(Rows from a figure dataset)
>> begin
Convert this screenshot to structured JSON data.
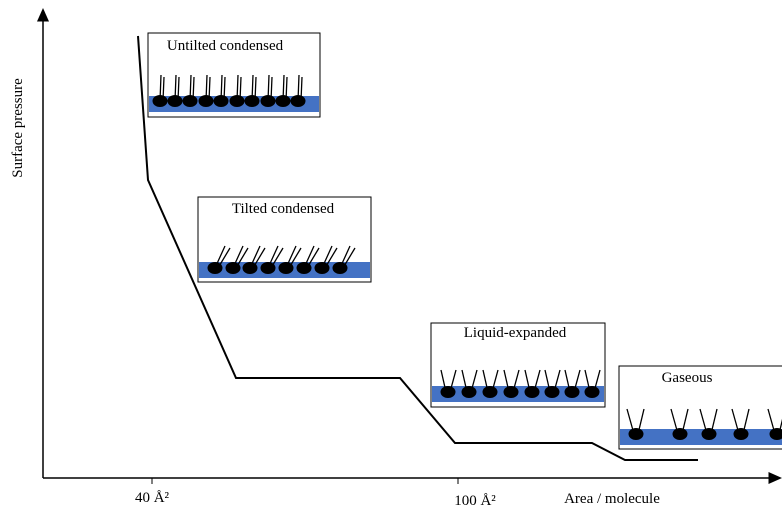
{
  "axes": {
    "y_label": "Surface pressure",
    "x_label": "Area / molecule",
    "x_ticks": [
      "40 Å²",
      "100 Å²"
    ]
  },
  "phases": [
    {
      "label": "Untilted condensed"
    },
    {
      "label": "Tilted condensed"
    },
    {
      "label": "Liquid-expanded"
    },
    {
      "label": "Gaseous"
    }
  ]
}
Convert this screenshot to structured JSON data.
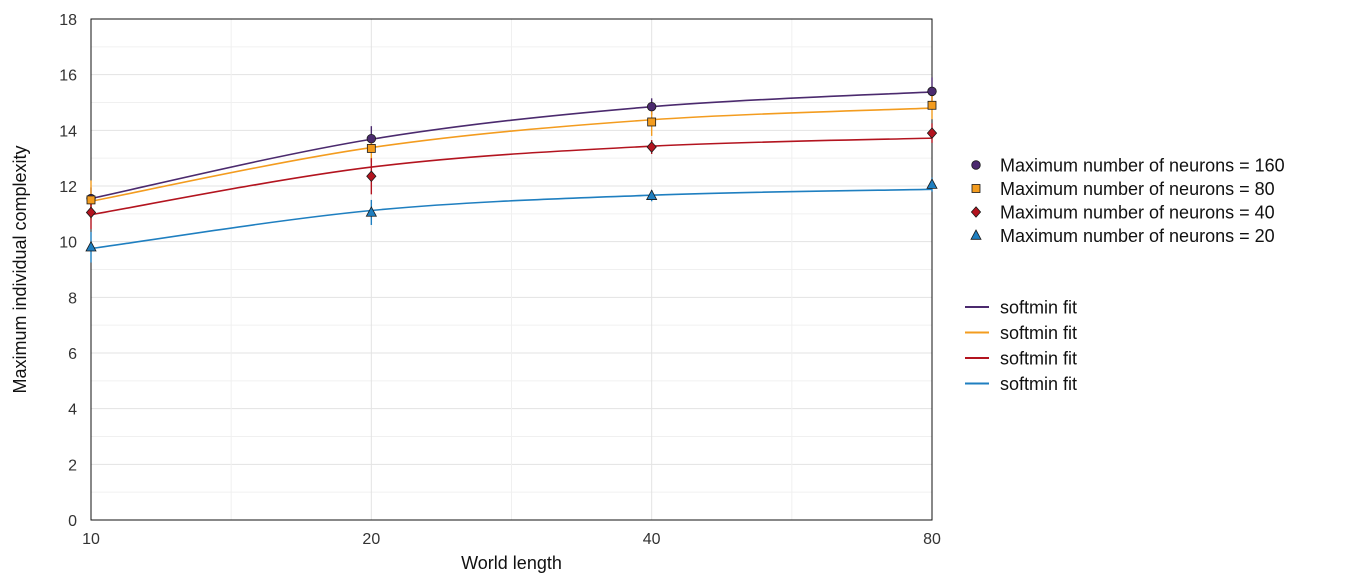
{
  "chart_data": {
    "type": "scatter",
    "title": "",
    "xlabel": "World length",
    "ylabel": "Maximum individual complexity",
    "x_scale": "log",
    "x_ticks": [
      "10",
      "20",
      "40",
      "80"
    ],
    "xlim": [
      10,
      80
    ],
    "ylim": [
      0,
      18
    ],
    "y_ticks": [
      "0",
      "2",
      "4",
      "6",
      "8",
      "10",
      "12",
      "14",
      "16",
      "18"
    ],
    "grid": true,
    "legend_placement": "right",
    "series": [
      {
        "name": "Maximum number of neurons = 160",
        "marker": "circle",
        "color": "#4b2a6e",
        "x": [
          10,
          20,
          40,
          80
        ],
        "y": [
          11.55,
          13.7,
          14.85,
          15.4
        ],
        "err": [
          0.4,
          0.45,
          0.3,
          0.5
        ]
      },
      {
        "name": "Maximum number of neurons = 80",
        "marker": "square",
        "color": "#f39c1f",
        "x": [
          10,
          20,
          40,
          80
        ],
        "y": [
          11.5,
          13.35,
          14.3,
          14.9
        ],
        "err": [
          0.7,
          0.5,
          0.5,
          0.5
        ]
      },
      {
        "name": "Maximum number of neurons = 40",
        "marker": "diamond",
        "color": "#b3141f",
        "x": [
          10,
          20,
          40,
          80
        ],
        "y": [
          11.05,
          12.35,
          13.4,
          13.9
        ],
        "err": [
          0.6,
          0.65,
          0.25,
          0.35
        ]
      },
      {
        "name": "Maximum number of neurons = 20",
        "marker": "triangle",
        "color": "#1f7fc0",
        "x": [
          10,
          20,
          40,
          80
        ],
        "y": [
          9.8,
          11.05,
          11.65,
          12.05
        ],
        "err": [
          0.55,
          0.45,
          0.2,
          0.25
        ]
      }
    ],
    "fits": [
      {
        "name": "softmin fit",
        "color": "#4b2a6e",
        "points": [
          [
            10,
            11.55
          ],
          [
            20,
            13.68
          ],
          [
            40,
            14.85
          ],
          [
            80,
            15.38
          ]
        ]
      },
      {
        "name": "softmin fit",
        "color": "#f39c1f",
        "points": [
          [
            10,
            11.45
          ],
          [
            20,
            13.38
          ],
          [
            40,
            14.38
          ],
          [
            80,
            14.8
          ]
        ]
      },
      {
        "name": "softmin fit",
        "color": "#b3141f",
        "points": [
          [
            10,
            10.97
          ],
          [
            20,
            12.68
          ],
          [
            40,
            13.43
          ],
          [
            80,
            13.72
          ]
        ]
      },
      {
        "name": "softmin fit",
        "color": "#1f7fc0",
        "points": [
          [
            10,
            9.75
          ],
          [
            20,
            11.12
          ],
          [
            40,
            11.67
          ],
          [
            80,
            11.88
          ]
        ]
      }
    ]
  }
}
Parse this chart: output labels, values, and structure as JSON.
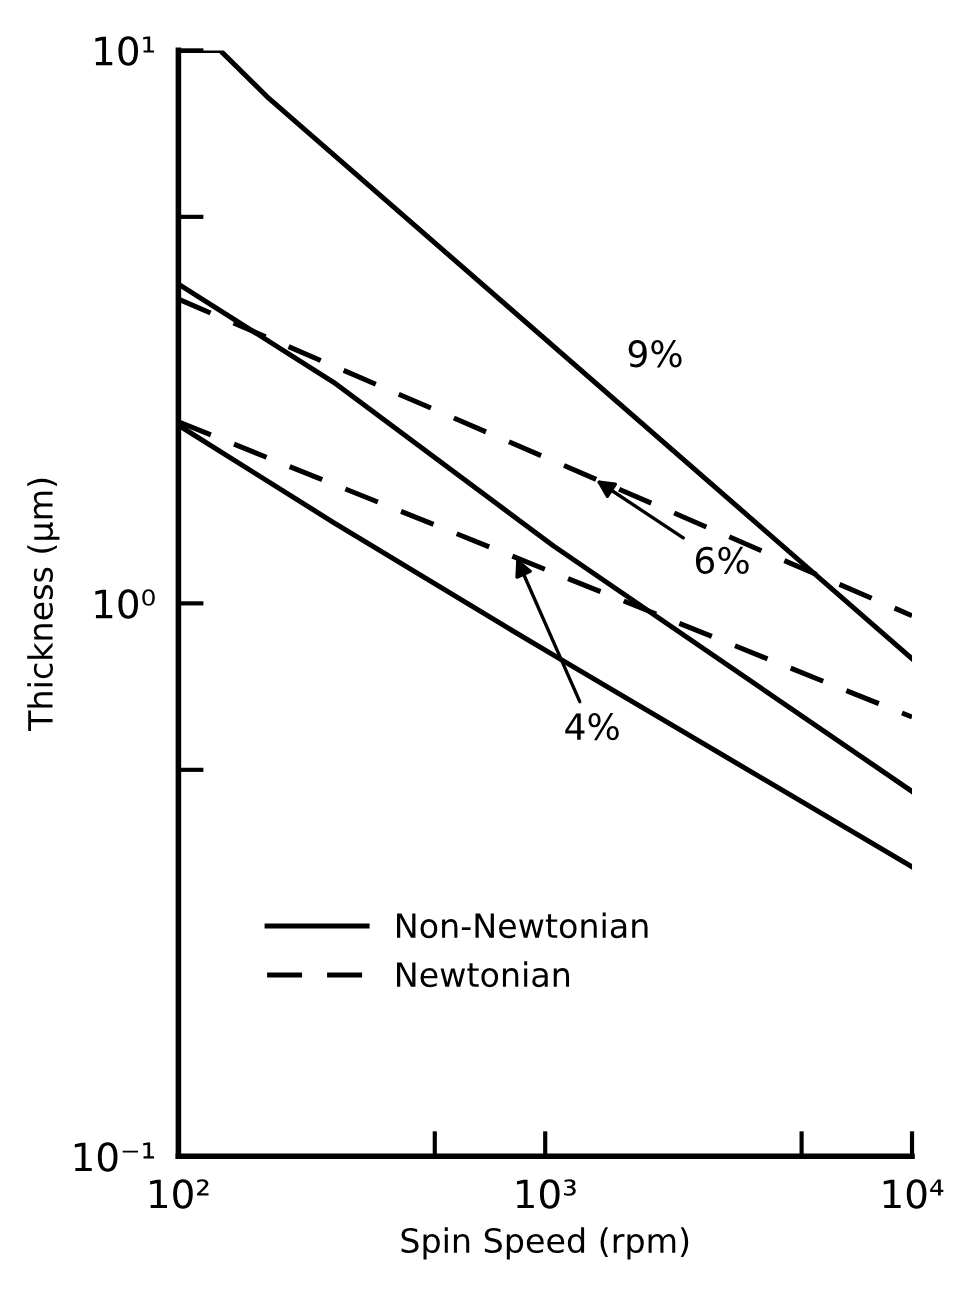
>> end
**Set problem**
Return all lines containing "neurons".

**The response**
        "name": "Maximum number of neurons = 160",
        "name": "Maximum number of neurons = 80",
        "name": "Maximum number of neurons = 40",
        "name": "Maximum number of neurons = 20",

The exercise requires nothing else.